Reproduce all of the records exactly.

Saved entries:
**********

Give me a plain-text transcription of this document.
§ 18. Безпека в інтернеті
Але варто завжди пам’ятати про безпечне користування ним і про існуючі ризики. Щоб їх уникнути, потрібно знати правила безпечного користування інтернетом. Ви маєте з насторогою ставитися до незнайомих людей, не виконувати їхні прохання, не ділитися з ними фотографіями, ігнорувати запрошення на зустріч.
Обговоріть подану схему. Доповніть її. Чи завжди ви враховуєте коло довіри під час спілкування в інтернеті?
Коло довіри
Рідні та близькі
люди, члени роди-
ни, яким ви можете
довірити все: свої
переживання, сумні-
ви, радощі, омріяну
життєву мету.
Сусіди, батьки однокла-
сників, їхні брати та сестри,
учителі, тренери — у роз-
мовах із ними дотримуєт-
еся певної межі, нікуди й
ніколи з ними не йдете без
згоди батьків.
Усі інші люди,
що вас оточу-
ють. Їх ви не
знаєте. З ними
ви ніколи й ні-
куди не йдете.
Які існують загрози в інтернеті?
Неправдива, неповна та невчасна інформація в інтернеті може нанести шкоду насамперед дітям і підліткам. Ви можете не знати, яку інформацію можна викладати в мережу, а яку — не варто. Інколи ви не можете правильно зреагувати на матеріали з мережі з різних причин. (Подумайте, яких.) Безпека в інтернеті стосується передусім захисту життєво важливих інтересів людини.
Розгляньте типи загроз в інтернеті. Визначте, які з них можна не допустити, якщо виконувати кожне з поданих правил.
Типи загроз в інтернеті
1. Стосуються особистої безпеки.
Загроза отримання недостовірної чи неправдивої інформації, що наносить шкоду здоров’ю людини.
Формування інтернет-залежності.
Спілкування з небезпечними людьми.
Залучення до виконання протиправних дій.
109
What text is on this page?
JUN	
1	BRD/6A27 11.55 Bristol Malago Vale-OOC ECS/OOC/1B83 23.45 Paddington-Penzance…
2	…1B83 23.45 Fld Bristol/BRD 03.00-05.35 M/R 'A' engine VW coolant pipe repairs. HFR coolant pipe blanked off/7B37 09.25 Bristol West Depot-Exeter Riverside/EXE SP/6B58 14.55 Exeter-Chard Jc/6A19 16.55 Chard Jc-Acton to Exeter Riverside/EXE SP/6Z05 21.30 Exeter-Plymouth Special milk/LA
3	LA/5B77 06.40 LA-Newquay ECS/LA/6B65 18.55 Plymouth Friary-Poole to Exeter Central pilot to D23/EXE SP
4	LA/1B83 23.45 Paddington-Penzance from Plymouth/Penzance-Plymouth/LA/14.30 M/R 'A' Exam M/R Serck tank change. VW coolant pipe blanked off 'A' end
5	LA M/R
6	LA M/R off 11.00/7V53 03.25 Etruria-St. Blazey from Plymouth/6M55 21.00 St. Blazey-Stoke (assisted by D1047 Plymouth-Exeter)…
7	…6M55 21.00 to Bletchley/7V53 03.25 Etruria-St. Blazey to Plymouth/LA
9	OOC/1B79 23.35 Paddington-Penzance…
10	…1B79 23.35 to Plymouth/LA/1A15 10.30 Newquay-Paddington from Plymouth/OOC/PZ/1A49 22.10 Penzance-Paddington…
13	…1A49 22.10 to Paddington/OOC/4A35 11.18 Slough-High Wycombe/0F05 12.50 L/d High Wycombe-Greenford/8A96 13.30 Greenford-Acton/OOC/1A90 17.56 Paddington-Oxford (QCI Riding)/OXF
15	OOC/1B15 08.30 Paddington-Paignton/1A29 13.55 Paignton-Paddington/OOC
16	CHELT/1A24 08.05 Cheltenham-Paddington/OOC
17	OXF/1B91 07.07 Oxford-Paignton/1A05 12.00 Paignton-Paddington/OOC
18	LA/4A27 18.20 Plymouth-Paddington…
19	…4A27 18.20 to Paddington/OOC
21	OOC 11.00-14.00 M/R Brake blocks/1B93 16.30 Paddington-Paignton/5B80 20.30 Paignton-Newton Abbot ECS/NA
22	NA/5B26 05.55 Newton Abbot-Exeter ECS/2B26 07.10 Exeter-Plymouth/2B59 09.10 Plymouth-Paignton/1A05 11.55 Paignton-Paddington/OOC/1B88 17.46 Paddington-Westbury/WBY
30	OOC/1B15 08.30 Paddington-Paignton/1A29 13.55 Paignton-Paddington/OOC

**********

_OUTPUT BELOW_
Give me a plain-text transcription of this document.
§ 18. Безпека в інтернеті
Але варто завжди пам’ятати про безпечне користування ним і про існуючі ризики. Щоб їх уникнути, потрібно знати правила безпечного користування інтернетом. Ви маєте з насторогою ставитися до незнайомих людей, не виконувати їхні прохання, не ділитися з ними фотографіями, ігнорувати запрошення на зустріч.
Обговоріть подану схему. Доповніть її. Чи завжди ви враховуєте коло довіри під час спілкування в інтернеті?
Коло довіри
Рідні та близькі
люди, члени роди-
ни, яким ви можете
довірити все: свої
переживання, сумні-
ви, радощі, омріяну
життєву мету.
Сусіди, батьки однокла-
сників, їхні брати та сестри,
учителі, тренери — у роз-
мовах із ними дотримуєт-
еся певної межі, нікуди й
ніколи з ними не йдете без
згоди батьків.
Усі інші люди,
що вас оточу-
ють. Їх ви не
знаєте. З ними
ви ніколи й ні-
куди не йдете.
Які існують загрози в інтернеті?
Неправдива, неповна та невчасна інформація в інтернеті може нанести шкоду насамперед дітям і підліткам. Ви можете не знати, яку інформацію можна викладати в мережу, а яку — не варто. Інколи ви не можете правильно зреагувати на матеріали з мережі з різних причин. (Подумайте, яких.) Безпека в інтернеті стосується передусім захисту життєво важливих інтересів людини.
Розгляньте типи загроз в інтернеті. Визначте, які з них можна не допустити, якщо виконувати кожне з поданих правил.
Типи загроз в інтернеті
1. Стосуються особистої безпеки.
Загроза отримання недостовірної чи неправдивої інформації, що наносить шкоду здоров’ю людини.
Формування інтернет-залежності.
Спілкування з небезпечними людьми.
Залучення до виконання протиправних дій.
109
What text is on this page?
JUN	
1	BRD/6A27 11.55 Bristol Malago Vale-OOC ECS/OOC/1B83 23.45 Paddington-Penzance…
2	…1B83 23.45 Fld Bristol/BRD 03.00-05.35 M/R 'A' engine VW coolant pipe repairs. HFR coolant pipe blanked off/7B37 09.25 Bristol West Depot-Exeter Riverside/EXE SP/6B58 14.55 Exeter-Chard Jc/6A19 16.55 Chard Jc-Acton to Exeter Riverside/EXE SP/6Z05 21.30 Exeter-Plymouth Special milk/LA
3	LA/5B77 06.40 LA-Newquay ECS/LA/6B65 18.55 Plymouth Friary-Poole to Exeter Central pilot to D23/EXE SP
4	LA/1B83 23.45 Paddington-Penzance from Plymouth/Penzance-Plymouth/LA/14.30 M/R 'A' Exam M/R Serck tank change. VW coolant pipe blanked off 'A' end
5	LA M/R
6	LA M/R off 11.00/7V53 03.25 Etruria-St. Blazey from Plymouth/6M55 21.00 St. Blazey-Stoke (assisted by D1047 Plymouth-Exeter)…
7	…6M55 21.00 to Bletchley/7V53 03.25 Etruria-St. Blazey to Plymouth/LA
9	OOC/1B79 23.35 Paddington-Penzance…
10	…1B79 23.35 to Plymouth/LA/1A15 10.30 Newquay-Paddington from Plymouth/OOC/PZ/1A49 22.10 Penzance-Paddington…
13	…1A49 22.10 to Paddington/OOC/4A35 11.18 Slough-High Wycombe/0F05 12.50 L/d High Wycombe-Greenford/8A96 13.30 Greenford-Acton/OOC/1A90 17.56 Paddington-Oxford (QCI Riding)/OXF
15	OOC/1B15 08.30 Paddington-Paignton/1A29 13.55 Paignton-Paddington/OOC
16	CHELT/1A24 08.05 Cheltenham-Paddington/OOC
17	OXF/1B91 07.07 Oxford-Paignton/1A05 12.00 Paignton-Paddington/OOC
18	LA/4A27 18.20 Plymouth-Paddington…
19	…4A27 18.20 to Paddington/OOC
21	OOC 11.00-14.00 M/R Brake blocks/1B93 16.30 Paddington-Paignton/5B80 20.30 Paignton-Newton Abbot ECS/NA
22	NA/5B26 05.55 Newton Abbot-Exeter ECS/2B26 07.10 Exeter-Plymouth/2B59 09.10 Plymouth-Paignton/1A05 11.55 Paignton-Paddington/OOC/1B88 17.46 Paddington-Westbury/WBY
30	OOC/1B15 08.30 Paddington-Paignton/1A29 13.55 Paignton-Paddington/OOC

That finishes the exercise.